• WHAT THE TASK ASKS: Return each line below that contains the word "Only", treating uppercase and lowercase letters as different.

• INFORMATION SHOWN:

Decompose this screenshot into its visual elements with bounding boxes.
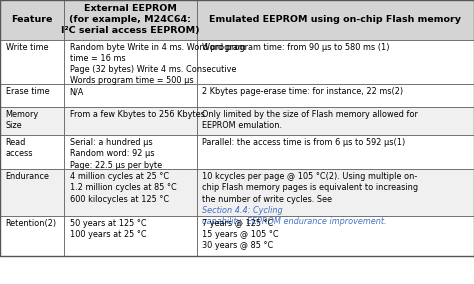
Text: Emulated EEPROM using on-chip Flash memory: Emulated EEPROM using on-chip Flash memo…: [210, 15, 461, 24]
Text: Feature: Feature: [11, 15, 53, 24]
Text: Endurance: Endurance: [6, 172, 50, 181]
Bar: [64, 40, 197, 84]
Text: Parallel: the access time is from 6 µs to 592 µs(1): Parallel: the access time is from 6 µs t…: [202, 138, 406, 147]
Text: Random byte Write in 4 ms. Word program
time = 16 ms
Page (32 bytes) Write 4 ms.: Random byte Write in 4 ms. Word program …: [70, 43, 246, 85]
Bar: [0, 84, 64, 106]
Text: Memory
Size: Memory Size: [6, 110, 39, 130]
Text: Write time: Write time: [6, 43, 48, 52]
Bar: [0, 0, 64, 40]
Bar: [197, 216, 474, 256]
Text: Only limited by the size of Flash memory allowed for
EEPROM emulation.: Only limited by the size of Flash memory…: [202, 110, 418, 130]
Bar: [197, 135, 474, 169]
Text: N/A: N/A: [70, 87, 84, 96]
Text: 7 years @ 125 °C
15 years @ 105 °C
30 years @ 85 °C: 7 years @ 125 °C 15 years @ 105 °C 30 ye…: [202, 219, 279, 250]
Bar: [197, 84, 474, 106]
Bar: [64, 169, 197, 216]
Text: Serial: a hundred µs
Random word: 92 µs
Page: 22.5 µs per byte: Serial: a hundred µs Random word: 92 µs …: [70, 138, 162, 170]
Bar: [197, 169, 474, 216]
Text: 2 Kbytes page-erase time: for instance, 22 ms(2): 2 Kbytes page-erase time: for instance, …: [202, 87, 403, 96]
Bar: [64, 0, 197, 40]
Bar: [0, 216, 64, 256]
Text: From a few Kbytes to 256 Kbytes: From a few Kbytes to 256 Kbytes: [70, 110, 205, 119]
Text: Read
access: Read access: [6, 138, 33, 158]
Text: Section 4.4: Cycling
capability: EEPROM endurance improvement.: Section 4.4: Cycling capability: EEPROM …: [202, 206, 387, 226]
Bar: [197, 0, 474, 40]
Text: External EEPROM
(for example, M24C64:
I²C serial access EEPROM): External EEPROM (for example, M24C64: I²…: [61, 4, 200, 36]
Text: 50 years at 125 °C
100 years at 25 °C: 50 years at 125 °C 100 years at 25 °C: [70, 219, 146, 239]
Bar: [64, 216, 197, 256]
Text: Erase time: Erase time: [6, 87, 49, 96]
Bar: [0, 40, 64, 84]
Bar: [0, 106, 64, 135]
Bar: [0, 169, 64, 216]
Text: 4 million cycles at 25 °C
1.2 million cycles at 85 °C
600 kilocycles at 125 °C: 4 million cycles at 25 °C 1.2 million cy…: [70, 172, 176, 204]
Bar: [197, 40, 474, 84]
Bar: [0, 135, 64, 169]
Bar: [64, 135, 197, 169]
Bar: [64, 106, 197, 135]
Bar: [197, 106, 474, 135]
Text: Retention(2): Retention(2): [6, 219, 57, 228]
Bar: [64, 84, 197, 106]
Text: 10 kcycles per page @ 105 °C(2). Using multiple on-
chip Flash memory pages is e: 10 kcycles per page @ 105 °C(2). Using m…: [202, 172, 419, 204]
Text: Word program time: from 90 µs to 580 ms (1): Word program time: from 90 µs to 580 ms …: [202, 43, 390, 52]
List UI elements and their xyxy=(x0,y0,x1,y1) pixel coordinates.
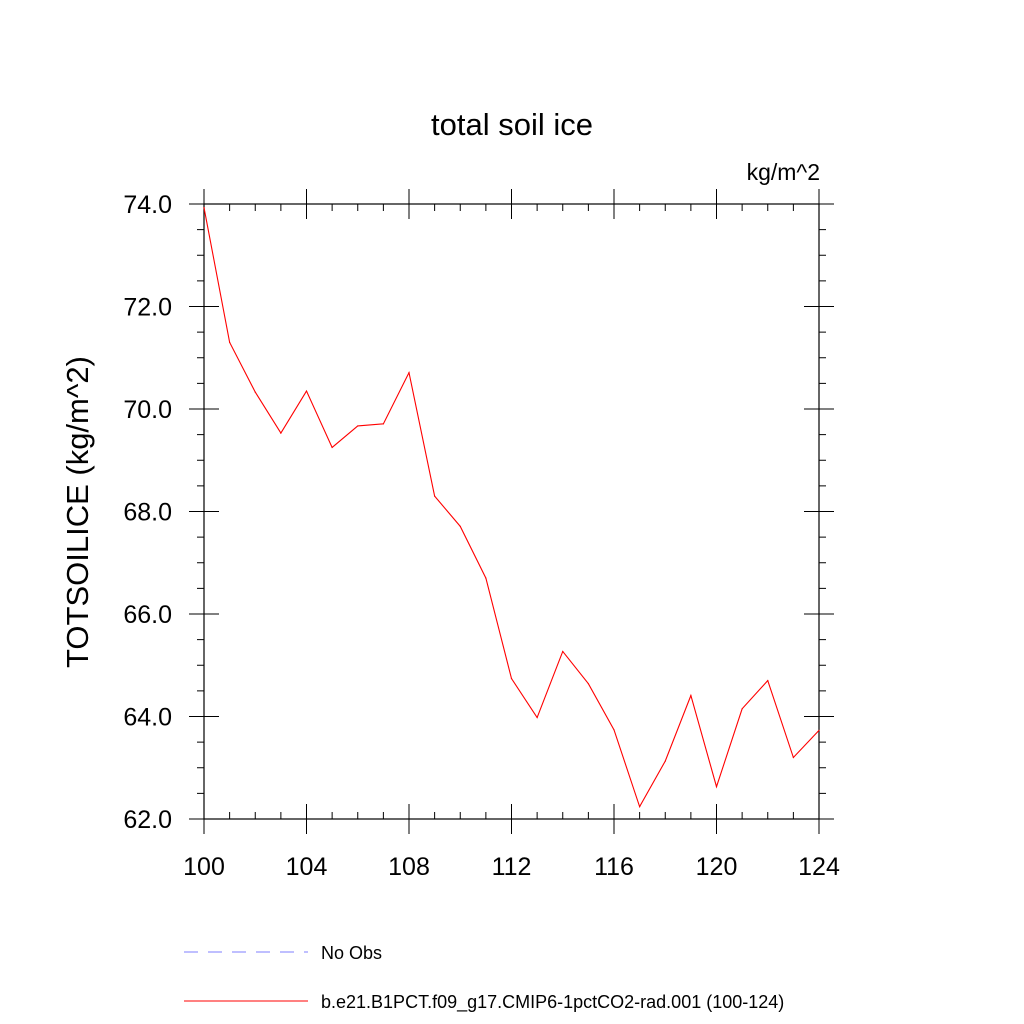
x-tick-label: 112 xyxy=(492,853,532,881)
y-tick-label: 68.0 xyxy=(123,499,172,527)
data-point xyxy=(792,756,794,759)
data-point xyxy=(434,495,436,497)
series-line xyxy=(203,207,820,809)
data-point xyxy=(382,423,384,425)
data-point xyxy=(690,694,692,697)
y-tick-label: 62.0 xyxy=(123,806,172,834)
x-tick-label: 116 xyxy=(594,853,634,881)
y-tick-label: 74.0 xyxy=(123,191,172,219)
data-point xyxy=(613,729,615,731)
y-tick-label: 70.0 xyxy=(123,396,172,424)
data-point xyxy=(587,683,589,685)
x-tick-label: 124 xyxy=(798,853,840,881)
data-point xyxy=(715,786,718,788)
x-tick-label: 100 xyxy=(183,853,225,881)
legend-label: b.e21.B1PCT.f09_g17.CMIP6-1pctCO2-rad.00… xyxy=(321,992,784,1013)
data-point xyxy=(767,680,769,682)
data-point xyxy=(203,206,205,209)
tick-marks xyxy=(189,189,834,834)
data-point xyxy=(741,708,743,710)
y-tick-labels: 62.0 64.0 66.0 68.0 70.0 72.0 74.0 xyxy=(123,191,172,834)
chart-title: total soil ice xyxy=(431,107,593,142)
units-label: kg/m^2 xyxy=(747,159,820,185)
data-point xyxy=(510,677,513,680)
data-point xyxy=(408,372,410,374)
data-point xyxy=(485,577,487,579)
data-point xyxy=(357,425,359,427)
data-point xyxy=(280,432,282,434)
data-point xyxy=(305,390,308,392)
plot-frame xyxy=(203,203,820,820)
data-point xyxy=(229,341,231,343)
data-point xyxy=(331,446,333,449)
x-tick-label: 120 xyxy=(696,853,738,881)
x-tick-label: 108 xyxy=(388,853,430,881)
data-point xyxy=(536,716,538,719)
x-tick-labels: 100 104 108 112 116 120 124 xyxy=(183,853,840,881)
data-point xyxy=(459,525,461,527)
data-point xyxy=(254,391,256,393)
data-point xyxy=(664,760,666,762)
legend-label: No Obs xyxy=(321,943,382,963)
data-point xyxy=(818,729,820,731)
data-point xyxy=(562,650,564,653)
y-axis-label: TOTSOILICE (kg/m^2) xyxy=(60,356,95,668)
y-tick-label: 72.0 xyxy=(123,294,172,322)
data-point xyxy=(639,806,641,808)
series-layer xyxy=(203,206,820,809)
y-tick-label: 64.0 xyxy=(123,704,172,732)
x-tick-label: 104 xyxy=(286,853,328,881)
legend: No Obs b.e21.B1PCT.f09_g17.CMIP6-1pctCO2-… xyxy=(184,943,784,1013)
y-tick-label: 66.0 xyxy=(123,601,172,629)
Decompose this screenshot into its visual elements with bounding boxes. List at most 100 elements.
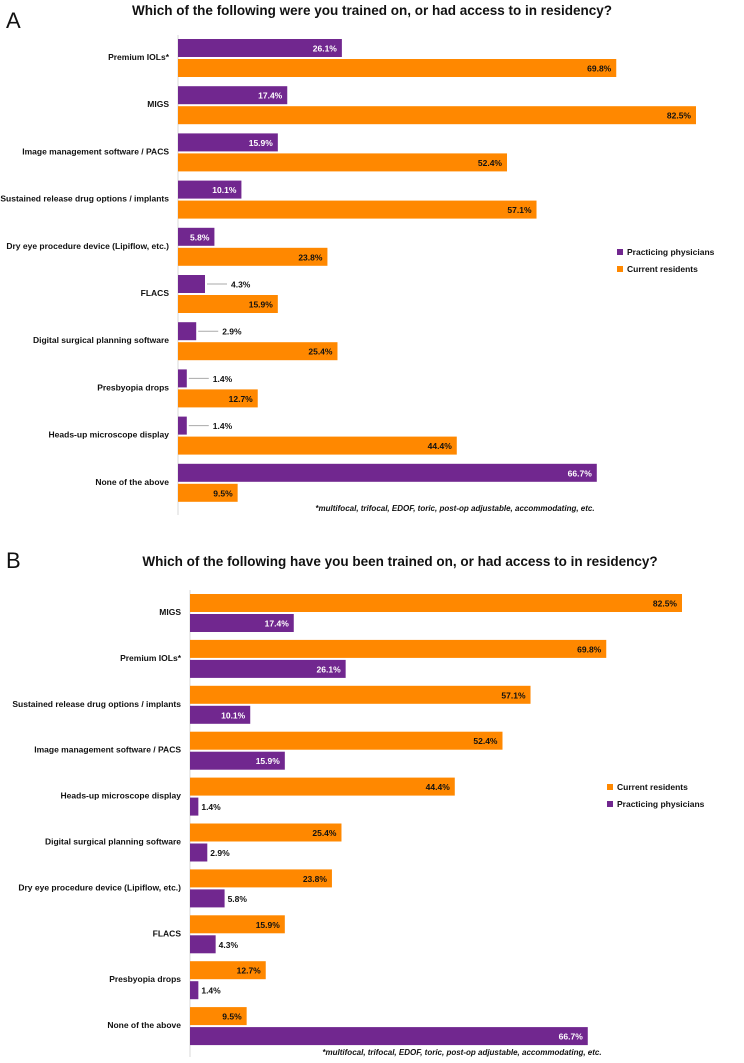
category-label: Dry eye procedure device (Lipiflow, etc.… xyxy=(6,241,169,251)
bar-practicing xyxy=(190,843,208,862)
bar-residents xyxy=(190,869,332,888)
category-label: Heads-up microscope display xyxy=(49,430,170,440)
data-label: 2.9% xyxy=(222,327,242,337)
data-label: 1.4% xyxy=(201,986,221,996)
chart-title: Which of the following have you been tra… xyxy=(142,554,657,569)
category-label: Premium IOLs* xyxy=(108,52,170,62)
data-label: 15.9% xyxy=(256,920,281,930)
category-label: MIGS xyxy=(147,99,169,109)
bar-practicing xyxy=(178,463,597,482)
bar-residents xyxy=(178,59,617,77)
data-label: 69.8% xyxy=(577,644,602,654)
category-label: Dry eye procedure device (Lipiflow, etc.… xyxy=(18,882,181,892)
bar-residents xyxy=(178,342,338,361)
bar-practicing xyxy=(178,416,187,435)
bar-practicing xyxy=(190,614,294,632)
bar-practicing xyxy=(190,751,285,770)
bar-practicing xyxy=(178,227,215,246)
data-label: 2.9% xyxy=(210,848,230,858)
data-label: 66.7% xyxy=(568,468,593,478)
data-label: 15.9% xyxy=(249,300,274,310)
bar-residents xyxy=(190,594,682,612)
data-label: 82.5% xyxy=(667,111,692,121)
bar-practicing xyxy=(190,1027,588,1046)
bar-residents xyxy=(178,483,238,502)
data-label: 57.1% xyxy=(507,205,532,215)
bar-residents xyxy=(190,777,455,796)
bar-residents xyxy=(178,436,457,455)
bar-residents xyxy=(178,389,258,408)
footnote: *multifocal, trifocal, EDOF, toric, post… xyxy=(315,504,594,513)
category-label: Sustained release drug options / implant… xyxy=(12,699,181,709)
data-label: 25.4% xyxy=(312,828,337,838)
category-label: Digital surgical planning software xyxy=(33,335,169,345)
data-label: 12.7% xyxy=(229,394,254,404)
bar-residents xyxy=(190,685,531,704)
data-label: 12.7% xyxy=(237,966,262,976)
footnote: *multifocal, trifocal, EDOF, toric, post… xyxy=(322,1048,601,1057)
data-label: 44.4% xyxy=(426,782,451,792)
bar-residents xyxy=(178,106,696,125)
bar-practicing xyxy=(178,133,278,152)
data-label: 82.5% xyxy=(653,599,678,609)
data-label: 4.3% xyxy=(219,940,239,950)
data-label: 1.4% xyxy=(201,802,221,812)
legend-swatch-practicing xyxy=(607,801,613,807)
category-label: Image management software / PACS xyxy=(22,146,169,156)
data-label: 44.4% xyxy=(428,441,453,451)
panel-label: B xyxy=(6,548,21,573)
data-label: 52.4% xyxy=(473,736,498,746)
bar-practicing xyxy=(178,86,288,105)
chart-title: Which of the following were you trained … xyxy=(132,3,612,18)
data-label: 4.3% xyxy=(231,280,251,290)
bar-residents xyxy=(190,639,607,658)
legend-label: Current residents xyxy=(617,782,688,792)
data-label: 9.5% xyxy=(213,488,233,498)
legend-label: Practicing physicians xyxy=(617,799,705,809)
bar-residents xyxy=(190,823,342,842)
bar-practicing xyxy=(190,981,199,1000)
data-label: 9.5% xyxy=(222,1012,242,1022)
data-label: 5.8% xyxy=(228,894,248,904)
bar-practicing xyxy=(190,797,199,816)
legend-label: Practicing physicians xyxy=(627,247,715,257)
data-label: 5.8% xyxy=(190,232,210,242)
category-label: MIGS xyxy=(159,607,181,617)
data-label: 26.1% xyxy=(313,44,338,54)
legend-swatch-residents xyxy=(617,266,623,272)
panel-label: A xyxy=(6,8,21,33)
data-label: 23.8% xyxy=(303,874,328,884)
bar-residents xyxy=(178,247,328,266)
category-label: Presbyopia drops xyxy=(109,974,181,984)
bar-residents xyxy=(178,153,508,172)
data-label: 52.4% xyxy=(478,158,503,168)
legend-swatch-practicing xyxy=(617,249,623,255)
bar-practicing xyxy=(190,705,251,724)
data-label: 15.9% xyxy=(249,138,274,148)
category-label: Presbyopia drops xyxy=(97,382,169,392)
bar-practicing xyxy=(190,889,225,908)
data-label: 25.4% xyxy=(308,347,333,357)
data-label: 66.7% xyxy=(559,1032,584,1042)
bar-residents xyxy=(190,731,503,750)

• TASK RESULT:
Text: Only limited by the size of Flash memory allowed for
EEPROM emulation.: Only limited by the size of Flash memory…: [202, 110, 418, 130]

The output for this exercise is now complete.